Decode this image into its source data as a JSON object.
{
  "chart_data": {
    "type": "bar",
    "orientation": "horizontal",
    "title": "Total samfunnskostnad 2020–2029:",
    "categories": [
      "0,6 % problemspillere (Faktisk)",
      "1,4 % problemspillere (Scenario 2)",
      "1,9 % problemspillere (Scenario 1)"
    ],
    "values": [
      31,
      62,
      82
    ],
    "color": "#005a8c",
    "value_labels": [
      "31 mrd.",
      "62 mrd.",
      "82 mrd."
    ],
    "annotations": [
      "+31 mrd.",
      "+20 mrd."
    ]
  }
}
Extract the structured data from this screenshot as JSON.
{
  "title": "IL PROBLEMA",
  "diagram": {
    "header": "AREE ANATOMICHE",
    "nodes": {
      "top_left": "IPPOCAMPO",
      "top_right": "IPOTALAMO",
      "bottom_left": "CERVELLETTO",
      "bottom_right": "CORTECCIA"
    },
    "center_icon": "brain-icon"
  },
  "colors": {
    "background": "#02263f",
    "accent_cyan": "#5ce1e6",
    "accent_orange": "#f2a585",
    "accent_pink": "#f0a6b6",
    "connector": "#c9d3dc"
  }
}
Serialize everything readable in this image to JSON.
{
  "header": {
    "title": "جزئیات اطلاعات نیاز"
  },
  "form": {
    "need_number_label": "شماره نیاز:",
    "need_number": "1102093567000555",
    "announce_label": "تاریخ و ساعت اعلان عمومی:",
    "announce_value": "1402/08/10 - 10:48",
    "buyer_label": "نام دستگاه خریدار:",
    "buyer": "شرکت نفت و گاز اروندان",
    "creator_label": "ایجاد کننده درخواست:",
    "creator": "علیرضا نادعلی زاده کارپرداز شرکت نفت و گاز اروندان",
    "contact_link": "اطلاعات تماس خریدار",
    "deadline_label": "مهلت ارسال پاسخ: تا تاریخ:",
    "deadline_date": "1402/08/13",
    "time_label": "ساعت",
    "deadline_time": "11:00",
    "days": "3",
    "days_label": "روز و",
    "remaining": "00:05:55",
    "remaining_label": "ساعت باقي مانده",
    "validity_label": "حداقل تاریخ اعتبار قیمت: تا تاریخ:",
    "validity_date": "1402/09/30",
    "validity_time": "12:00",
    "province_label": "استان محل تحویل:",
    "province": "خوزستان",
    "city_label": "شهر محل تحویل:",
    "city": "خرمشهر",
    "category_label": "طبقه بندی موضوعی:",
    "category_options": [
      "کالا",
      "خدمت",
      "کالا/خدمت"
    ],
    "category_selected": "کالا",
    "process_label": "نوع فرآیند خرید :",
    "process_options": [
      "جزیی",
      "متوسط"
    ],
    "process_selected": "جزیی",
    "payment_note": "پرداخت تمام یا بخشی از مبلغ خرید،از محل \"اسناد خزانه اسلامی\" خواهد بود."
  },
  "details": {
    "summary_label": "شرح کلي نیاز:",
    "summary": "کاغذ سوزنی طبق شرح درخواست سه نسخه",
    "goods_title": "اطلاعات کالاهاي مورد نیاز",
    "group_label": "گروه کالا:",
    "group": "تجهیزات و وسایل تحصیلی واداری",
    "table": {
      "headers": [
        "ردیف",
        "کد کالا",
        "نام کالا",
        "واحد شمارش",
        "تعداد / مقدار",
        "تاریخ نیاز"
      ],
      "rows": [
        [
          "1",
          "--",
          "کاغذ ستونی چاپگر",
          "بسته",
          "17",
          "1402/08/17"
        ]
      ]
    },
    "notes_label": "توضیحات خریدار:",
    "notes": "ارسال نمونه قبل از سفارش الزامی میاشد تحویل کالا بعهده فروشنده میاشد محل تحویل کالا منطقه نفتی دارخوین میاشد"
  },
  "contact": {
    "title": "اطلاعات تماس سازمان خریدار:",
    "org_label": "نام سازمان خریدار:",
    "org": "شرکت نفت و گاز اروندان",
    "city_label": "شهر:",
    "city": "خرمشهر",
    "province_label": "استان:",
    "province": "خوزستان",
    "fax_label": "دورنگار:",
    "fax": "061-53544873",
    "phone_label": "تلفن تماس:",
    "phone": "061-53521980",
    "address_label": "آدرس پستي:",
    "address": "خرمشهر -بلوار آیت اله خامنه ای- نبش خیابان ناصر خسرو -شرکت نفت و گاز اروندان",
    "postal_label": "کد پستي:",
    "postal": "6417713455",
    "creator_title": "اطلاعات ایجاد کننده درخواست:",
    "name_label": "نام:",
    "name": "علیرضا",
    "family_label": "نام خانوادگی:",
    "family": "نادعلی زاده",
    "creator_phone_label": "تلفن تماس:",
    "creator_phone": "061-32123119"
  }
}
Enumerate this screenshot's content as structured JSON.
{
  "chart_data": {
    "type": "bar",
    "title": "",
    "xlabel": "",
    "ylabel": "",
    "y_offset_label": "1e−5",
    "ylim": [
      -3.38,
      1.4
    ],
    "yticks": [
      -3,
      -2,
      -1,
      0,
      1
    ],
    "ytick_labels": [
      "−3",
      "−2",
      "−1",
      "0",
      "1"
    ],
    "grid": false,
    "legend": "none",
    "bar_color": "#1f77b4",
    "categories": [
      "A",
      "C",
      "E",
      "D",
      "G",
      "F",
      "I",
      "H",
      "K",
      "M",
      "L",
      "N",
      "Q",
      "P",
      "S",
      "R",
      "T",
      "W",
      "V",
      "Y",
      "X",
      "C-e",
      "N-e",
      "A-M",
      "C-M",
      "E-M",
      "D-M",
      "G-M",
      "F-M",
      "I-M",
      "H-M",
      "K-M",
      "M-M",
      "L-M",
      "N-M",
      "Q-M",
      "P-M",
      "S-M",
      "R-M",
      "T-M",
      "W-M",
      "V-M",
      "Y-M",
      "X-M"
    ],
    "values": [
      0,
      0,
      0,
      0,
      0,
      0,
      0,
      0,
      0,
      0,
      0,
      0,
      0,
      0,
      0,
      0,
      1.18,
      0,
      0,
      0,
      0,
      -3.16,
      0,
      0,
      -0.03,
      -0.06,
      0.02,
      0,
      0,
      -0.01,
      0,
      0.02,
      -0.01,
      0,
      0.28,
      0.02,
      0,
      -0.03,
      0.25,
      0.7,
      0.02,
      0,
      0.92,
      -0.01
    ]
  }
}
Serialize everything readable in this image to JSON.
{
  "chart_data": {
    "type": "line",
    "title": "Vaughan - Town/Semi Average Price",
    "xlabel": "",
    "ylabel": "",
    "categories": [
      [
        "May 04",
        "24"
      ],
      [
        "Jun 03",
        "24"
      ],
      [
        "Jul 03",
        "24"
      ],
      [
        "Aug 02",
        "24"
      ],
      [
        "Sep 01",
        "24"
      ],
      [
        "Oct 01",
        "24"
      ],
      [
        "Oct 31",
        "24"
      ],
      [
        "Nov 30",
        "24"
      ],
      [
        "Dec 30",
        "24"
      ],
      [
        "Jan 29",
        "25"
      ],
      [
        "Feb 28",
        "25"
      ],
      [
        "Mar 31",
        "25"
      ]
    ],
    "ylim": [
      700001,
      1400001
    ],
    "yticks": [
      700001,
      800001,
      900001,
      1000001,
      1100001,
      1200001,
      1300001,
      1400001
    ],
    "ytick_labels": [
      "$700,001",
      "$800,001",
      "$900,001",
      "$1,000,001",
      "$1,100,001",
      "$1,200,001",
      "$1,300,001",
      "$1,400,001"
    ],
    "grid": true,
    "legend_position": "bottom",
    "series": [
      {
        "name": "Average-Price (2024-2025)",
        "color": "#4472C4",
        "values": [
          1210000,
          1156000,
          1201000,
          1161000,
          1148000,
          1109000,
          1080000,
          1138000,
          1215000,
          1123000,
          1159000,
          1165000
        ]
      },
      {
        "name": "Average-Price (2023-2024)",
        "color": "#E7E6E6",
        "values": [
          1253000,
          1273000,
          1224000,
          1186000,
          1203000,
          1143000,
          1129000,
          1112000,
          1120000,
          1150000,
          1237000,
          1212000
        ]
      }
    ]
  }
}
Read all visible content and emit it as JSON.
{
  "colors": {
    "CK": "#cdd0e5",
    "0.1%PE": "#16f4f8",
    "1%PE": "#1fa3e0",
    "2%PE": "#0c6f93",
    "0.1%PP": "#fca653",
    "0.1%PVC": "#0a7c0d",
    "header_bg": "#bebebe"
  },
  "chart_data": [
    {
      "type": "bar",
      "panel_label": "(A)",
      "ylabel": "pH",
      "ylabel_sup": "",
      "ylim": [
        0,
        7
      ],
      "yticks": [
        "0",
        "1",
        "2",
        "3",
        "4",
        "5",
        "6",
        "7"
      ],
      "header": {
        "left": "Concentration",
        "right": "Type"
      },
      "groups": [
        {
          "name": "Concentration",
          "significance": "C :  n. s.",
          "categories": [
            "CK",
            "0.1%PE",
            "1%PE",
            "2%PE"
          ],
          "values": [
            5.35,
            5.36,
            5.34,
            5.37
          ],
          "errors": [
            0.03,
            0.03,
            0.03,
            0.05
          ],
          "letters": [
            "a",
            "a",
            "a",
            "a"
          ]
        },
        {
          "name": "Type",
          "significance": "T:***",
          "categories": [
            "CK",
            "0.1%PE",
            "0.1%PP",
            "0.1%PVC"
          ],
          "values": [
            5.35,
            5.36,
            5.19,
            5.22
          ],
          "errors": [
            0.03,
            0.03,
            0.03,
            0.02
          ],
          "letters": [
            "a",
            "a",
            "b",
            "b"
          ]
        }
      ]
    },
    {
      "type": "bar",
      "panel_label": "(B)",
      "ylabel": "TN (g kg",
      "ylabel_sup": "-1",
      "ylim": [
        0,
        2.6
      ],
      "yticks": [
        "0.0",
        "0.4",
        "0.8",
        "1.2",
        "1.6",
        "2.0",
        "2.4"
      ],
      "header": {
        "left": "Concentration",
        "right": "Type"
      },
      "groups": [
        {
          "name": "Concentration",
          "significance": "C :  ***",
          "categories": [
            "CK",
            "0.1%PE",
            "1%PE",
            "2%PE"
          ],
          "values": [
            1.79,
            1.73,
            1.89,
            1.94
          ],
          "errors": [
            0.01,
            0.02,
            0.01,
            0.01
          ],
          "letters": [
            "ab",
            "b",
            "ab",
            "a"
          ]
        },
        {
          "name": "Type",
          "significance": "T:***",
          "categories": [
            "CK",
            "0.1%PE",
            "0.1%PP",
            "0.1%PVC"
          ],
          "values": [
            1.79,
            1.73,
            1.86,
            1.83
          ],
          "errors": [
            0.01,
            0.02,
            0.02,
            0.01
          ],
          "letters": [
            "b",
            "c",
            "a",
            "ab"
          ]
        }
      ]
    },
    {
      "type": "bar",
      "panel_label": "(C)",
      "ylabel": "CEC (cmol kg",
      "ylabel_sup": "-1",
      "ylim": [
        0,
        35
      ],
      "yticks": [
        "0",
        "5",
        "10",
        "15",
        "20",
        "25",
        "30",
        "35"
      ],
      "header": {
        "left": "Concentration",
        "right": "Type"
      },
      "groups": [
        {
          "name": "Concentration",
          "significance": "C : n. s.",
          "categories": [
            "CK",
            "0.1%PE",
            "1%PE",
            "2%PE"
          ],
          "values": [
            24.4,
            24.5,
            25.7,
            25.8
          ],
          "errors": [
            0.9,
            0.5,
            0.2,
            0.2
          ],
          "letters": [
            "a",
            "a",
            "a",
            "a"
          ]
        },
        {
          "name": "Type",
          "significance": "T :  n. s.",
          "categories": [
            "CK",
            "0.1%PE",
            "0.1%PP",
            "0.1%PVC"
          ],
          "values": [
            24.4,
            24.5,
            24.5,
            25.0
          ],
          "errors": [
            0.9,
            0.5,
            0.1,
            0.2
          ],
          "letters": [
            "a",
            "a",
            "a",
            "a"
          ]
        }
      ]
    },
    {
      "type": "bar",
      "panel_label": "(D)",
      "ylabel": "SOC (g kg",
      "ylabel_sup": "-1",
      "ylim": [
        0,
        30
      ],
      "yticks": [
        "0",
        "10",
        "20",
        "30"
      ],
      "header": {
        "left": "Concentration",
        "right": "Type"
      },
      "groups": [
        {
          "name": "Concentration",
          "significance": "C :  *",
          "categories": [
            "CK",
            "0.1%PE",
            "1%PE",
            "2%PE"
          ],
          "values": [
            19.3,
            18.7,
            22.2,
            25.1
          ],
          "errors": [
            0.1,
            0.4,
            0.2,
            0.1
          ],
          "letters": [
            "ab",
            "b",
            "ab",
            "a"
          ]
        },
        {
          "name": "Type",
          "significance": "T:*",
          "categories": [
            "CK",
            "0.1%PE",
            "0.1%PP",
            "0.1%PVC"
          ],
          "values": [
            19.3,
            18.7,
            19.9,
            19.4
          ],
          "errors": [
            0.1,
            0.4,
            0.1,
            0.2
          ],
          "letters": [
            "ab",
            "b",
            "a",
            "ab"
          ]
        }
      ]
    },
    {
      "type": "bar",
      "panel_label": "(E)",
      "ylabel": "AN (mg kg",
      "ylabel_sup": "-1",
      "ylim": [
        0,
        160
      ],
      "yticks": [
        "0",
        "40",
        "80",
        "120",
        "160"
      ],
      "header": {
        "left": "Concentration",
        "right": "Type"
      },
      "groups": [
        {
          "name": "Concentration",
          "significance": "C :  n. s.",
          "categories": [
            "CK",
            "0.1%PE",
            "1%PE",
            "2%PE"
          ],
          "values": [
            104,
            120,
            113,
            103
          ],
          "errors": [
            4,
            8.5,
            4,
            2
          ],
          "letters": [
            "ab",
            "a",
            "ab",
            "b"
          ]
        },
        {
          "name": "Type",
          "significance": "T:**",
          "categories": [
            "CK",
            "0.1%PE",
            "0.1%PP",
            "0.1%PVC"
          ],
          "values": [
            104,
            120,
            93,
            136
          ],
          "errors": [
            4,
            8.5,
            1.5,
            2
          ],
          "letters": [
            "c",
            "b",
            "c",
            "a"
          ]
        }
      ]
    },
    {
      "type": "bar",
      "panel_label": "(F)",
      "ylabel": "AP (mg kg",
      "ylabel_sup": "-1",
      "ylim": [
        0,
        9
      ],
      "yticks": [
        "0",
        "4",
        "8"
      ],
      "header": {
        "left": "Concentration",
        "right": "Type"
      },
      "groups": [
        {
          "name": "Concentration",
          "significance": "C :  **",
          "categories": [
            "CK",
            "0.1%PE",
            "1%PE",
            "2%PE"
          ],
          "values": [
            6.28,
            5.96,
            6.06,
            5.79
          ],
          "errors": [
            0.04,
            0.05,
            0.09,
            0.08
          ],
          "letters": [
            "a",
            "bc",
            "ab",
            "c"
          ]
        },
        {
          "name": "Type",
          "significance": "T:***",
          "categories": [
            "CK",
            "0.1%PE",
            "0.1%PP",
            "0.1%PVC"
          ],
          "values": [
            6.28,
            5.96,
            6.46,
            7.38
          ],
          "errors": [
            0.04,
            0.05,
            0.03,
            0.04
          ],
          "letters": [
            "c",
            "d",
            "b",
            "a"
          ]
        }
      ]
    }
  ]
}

- _WHAT TO PRODUCE_
Write out every line of the listing that holds the word "problemspillere".

- _RESULT OF THE EXERCISE_
      "0,6 % problemspillere (Faktisk)",
      "1,4 % problemspillere (Scenario 2)",
      "1,9 % problemspillere (Scenario 1)"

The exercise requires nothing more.